§ EXERCISE BRIEF
Tell how many lines in these records contain the string "summary", with only the number as the reply.

§ MATERIAL SUPPLIED

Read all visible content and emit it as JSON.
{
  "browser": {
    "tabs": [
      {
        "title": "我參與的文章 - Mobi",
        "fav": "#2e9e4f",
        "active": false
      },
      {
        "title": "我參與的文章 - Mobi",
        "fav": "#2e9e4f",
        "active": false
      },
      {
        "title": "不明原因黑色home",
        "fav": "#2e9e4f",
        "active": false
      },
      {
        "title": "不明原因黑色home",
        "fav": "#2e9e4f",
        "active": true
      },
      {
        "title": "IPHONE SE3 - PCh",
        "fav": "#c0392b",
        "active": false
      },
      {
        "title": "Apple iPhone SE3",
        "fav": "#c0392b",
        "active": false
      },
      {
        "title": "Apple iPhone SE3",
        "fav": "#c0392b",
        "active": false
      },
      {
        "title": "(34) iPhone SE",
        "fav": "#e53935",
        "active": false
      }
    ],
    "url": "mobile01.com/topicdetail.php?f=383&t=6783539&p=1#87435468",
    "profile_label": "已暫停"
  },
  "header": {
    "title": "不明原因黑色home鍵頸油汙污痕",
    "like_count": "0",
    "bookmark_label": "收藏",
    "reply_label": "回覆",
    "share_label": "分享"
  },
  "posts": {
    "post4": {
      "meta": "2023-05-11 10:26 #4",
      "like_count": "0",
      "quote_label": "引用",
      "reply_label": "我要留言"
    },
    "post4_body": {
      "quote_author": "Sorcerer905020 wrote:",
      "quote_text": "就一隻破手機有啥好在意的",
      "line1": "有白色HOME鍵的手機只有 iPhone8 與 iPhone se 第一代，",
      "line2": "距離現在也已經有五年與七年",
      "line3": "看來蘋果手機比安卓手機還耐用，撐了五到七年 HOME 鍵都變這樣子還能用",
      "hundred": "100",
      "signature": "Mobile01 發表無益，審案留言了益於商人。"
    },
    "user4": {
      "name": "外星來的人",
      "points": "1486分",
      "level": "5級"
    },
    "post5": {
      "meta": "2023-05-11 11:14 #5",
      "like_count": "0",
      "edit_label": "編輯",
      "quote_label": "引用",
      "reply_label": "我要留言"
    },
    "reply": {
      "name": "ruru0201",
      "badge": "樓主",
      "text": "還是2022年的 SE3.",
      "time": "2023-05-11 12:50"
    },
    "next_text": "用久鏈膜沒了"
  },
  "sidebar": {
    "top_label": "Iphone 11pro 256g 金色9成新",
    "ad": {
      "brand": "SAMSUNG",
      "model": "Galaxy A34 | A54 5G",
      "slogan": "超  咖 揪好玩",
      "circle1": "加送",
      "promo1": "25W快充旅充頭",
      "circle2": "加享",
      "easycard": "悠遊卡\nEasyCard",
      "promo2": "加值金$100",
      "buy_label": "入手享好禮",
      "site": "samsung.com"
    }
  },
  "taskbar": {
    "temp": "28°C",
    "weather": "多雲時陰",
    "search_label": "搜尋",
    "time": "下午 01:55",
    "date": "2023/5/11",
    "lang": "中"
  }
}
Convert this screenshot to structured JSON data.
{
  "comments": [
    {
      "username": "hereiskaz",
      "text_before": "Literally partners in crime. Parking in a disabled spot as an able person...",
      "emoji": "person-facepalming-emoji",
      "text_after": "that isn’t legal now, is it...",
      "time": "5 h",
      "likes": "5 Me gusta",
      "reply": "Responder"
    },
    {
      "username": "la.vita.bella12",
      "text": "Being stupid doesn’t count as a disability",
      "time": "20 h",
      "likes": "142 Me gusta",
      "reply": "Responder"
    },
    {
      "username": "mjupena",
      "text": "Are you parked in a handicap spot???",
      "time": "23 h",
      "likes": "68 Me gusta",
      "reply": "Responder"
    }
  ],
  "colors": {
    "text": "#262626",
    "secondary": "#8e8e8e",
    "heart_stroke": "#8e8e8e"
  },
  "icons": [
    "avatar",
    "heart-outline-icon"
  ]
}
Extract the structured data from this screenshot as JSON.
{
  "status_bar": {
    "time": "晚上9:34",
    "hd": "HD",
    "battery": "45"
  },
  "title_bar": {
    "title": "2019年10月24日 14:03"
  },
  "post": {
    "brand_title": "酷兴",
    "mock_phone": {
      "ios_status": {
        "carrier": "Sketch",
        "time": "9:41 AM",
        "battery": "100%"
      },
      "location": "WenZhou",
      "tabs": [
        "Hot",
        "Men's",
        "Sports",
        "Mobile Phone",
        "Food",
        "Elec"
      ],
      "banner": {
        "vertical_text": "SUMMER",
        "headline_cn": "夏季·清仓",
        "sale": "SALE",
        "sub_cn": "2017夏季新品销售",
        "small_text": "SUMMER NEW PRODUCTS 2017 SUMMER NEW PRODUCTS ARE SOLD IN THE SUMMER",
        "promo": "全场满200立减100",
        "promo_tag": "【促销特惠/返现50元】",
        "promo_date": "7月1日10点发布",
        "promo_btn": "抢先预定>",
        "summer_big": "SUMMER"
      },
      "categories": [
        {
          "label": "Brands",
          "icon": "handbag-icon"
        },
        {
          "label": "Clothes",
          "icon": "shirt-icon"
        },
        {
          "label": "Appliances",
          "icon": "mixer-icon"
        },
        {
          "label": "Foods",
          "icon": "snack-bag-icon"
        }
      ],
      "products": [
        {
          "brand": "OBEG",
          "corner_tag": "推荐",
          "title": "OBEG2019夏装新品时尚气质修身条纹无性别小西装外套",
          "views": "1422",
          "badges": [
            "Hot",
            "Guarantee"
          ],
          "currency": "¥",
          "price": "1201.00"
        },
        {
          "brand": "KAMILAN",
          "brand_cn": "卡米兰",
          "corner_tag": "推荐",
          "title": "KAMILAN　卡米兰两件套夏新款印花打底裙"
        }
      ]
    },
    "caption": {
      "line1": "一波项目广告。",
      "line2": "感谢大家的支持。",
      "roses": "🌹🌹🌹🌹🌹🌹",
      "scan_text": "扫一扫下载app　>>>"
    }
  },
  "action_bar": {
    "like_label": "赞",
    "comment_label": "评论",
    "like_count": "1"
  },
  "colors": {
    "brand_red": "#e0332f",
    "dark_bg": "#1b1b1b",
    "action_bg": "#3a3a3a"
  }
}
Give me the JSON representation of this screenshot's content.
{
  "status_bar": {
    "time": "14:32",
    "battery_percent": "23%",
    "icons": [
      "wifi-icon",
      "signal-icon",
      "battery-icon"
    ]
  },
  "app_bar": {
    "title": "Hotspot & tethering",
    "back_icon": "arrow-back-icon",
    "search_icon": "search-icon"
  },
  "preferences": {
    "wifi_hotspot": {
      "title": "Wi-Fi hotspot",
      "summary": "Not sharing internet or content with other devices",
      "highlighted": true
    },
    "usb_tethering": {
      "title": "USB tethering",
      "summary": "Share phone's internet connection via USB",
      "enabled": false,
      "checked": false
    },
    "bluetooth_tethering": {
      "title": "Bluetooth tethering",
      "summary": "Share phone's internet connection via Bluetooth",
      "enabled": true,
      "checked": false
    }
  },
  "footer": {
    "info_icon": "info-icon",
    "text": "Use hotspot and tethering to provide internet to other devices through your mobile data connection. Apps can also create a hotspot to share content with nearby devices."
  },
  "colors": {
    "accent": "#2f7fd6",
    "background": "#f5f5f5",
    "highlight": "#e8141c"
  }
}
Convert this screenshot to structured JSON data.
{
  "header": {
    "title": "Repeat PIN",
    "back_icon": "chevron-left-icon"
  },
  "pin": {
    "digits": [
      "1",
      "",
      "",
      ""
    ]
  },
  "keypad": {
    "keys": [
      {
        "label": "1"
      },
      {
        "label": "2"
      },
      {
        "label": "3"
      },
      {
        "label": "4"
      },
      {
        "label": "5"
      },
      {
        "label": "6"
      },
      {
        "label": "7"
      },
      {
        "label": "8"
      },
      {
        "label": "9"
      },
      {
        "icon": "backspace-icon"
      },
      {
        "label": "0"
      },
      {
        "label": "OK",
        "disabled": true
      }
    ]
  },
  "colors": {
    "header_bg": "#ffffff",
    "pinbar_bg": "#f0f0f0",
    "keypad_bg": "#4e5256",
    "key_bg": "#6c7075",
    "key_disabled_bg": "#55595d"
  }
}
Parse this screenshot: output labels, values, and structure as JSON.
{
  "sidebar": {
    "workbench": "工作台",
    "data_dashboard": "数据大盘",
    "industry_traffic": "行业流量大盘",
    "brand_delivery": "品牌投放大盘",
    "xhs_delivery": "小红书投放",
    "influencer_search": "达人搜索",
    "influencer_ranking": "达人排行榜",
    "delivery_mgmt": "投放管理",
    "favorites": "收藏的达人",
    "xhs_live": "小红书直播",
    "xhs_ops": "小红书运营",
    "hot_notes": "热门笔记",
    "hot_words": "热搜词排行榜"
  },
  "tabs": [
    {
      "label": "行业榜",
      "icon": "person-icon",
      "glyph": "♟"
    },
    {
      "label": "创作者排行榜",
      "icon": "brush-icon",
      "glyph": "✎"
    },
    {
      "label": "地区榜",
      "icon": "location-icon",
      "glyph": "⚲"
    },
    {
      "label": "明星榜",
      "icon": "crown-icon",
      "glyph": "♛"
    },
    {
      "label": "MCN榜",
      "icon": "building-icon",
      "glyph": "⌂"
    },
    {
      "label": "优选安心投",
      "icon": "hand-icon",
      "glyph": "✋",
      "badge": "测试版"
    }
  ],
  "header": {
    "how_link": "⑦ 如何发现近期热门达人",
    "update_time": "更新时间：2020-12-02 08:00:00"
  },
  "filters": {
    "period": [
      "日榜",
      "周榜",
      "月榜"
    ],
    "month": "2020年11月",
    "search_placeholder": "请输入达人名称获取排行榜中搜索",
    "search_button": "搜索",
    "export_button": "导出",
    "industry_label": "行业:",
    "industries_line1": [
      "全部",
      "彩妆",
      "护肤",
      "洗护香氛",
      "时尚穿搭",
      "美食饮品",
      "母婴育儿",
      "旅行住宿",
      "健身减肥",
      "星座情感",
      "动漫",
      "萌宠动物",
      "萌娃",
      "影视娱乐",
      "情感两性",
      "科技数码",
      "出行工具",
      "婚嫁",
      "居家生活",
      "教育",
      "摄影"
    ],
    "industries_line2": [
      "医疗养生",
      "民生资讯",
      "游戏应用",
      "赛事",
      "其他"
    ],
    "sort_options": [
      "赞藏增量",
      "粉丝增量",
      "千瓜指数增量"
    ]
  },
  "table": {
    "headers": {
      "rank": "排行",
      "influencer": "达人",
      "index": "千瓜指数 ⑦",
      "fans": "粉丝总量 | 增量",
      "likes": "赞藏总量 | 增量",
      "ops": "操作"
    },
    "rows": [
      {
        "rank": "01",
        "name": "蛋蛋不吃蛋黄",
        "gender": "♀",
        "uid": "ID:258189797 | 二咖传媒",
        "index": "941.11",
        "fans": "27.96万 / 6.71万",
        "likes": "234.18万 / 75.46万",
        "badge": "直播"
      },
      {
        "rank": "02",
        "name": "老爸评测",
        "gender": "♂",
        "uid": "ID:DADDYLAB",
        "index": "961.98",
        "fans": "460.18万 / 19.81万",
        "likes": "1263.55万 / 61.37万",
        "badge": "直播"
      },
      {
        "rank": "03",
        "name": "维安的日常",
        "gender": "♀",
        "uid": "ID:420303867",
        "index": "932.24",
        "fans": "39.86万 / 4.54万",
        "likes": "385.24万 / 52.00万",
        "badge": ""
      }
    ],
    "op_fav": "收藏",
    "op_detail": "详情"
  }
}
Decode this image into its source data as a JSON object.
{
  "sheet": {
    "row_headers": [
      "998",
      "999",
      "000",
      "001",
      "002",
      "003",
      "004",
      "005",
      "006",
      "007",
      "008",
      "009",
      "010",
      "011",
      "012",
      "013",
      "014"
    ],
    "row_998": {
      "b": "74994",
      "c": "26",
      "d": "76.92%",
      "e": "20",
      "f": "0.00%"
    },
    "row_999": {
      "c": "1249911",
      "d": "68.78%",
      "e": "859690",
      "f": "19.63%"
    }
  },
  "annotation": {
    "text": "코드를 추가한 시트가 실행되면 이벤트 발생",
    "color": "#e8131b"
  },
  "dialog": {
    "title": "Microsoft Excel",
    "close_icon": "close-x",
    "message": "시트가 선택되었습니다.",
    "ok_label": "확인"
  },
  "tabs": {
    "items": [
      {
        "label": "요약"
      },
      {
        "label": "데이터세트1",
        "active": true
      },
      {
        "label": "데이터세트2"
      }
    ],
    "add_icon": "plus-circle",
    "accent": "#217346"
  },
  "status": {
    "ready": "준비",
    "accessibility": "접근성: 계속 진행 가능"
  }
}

§ FINISHED ANSWER
3